= EXERCISE =
Note each line that includes the word "Operating". Copy those lines.

= DATA EXCERPTS =
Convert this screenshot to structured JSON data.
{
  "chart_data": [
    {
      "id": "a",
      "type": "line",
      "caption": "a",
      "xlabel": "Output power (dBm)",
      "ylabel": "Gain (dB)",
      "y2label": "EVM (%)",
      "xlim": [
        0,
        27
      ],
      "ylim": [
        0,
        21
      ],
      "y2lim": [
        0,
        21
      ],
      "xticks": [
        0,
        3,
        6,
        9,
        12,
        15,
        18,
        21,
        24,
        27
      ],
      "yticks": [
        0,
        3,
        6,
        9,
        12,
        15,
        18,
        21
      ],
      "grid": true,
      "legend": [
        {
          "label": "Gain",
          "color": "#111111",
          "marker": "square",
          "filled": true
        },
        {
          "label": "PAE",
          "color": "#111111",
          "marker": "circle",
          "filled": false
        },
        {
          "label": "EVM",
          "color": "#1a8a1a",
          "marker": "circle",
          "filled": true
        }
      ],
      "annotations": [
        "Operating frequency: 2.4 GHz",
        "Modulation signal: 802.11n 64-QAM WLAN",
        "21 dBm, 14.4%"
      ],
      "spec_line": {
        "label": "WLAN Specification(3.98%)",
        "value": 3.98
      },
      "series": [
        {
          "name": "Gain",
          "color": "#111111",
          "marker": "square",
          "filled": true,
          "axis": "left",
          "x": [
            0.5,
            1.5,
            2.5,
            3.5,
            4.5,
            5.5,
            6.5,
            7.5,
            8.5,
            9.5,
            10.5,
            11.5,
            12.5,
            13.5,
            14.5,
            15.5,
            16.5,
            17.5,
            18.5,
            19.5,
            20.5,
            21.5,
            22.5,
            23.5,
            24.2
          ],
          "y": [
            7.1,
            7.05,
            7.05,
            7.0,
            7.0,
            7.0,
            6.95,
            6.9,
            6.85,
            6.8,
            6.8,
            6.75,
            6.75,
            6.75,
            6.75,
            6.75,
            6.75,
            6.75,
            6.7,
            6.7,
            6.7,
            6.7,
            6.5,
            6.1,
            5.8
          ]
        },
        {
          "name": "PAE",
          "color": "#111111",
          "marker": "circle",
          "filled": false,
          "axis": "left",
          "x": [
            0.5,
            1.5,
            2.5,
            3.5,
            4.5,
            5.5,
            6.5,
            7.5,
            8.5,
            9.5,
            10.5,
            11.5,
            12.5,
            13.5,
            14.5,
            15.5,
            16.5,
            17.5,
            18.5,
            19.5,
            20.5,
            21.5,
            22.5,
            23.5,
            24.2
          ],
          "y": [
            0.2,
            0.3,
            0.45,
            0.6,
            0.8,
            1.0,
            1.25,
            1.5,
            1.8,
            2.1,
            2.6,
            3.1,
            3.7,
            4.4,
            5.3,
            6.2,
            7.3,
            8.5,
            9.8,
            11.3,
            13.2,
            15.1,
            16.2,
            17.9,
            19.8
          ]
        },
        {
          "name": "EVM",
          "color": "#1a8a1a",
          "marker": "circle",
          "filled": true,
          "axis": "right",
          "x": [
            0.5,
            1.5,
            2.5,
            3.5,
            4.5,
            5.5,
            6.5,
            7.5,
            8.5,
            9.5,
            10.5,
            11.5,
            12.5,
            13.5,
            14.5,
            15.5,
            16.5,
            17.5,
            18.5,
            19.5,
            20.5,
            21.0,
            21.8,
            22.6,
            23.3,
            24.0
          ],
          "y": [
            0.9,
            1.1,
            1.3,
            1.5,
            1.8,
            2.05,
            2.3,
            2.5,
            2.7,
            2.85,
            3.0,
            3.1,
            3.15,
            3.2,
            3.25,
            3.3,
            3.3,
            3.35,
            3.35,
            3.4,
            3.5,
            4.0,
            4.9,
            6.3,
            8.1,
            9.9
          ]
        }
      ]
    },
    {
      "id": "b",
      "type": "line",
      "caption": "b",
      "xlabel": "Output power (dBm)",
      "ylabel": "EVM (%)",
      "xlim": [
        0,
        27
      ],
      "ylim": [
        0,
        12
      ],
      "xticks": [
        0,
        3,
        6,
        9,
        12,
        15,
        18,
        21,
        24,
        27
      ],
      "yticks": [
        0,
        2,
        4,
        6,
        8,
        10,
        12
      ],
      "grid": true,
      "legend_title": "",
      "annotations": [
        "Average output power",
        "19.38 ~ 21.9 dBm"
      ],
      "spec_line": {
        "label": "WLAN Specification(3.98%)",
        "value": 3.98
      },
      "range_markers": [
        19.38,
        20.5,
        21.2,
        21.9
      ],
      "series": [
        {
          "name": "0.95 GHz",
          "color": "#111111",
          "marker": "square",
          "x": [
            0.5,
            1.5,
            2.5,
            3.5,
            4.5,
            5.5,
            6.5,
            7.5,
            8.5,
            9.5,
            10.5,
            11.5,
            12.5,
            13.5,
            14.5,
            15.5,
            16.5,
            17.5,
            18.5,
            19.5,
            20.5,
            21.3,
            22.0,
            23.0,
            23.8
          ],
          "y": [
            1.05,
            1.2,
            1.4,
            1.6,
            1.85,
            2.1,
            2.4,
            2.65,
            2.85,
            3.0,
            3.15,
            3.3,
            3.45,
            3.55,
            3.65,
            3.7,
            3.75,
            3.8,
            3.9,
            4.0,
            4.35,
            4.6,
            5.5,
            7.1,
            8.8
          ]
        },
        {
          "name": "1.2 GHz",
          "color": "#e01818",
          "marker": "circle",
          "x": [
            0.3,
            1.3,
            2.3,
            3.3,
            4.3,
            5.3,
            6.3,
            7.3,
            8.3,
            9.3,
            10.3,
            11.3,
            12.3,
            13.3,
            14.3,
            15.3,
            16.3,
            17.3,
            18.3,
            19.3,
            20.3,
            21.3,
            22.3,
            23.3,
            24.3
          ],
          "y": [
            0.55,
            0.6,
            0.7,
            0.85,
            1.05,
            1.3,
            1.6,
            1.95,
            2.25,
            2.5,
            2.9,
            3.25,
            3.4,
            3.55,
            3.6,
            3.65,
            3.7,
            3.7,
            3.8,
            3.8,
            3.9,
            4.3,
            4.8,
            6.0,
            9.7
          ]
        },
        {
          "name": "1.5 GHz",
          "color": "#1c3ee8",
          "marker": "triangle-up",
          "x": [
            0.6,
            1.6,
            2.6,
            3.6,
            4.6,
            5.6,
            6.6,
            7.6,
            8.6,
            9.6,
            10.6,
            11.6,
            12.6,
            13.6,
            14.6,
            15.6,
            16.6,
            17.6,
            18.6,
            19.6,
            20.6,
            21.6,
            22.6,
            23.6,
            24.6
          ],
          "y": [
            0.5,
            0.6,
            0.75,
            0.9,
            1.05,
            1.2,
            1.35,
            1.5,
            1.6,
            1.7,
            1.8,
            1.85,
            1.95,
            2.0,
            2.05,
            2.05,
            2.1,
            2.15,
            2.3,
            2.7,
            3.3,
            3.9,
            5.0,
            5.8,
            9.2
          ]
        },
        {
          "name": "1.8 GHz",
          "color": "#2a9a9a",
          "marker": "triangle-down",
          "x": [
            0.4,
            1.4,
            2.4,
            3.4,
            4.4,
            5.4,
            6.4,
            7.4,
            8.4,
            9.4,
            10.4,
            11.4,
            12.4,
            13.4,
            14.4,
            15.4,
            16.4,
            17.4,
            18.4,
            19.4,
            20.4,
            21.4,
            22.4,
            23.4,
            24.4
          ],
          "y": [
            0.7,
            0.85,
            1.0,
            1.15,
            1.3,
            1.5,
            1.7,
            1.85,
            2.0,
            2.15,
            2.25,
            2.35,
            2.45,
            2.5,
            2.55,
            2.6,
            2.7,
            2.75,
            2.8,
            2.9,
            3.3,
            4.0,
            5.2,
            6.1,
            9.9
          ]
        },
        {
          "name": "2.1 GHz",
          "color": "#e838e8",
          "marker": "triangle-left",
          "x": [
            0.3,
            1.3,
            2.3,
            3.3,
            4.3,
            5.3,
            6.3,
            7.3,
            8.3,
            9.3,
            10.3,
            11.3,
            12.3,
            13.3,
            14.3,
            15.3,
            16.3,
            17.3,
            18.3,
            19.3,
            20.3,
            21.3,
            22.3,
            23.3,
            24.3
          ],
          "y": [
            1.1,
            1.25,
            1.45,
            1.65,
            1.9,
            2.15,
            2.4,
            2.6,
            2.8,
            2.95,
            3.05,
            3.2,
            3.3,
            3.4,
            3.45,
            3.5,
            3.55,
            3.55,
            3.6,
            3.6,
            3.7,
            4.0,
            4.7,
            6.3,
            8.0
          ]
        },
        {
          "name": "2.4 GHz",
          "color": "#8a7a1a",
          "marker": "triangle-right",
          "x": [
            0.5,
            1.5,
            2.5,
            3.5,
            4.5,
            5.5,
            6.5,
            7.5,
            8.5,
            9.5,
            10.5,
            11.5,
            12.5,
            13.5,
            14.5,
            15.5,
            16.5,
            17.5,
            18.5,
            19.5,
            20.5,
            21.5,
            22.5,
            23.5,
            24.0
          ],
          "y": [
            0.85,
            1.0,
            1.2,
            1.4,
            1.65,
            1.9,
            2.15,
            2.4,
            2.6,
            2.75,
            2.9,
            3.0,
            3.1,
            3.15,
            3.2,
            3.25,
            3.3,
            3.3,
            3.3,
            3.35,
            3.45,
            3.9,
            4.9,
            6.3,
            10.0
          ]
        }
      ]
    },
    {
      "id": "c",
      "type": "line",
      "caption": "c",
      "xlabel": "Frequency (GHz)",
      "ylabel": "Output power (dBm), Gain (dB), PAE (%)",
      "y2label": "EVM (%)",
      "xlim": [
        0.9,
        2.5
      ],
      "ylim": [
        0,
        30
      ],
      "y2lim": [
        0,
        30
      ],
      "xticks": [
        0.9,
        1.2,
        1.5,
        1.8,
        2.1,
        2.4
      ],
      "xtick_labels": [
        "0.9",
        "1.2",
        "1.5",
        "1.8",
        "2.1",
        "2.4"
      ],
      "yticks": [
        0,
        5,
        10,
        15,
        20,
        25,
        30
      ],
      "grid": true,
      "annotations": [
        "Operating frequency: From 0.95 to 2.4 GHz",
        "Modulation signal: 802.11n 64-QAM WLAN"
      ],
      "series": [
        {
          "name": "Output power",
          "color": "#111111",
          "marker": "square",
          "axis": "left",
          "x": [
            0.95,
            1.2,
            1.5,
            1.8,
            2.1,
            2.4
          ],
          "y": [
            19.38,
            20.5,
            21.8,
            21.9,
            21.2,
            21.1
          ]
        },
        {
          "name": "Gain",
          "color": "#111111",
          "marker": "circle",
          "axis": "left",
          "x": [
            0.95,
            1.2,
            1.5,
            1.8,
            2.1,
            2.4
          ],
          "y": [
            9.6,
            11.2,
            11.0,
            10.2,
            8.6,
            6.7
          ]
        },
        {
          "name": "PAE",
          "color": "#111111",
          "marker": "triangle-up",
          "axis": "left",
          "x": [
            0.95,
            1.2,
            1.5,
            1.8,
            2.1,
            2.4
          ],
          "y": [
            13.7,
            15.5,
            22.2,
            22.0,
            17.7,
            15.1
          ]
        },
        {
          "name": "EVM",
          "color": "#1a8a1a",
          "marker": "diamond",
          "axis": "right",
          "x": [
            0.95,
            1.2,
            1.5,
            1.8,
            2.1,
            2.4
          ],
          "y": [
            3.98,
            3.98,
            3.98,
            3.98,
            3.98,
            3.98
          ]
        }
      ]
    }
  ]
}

= RESPONSE TO THE TASK =
        "Operating frequency: 2.4 GHz",
        "Operating frequency: From 0.95 to 2.4 GHz",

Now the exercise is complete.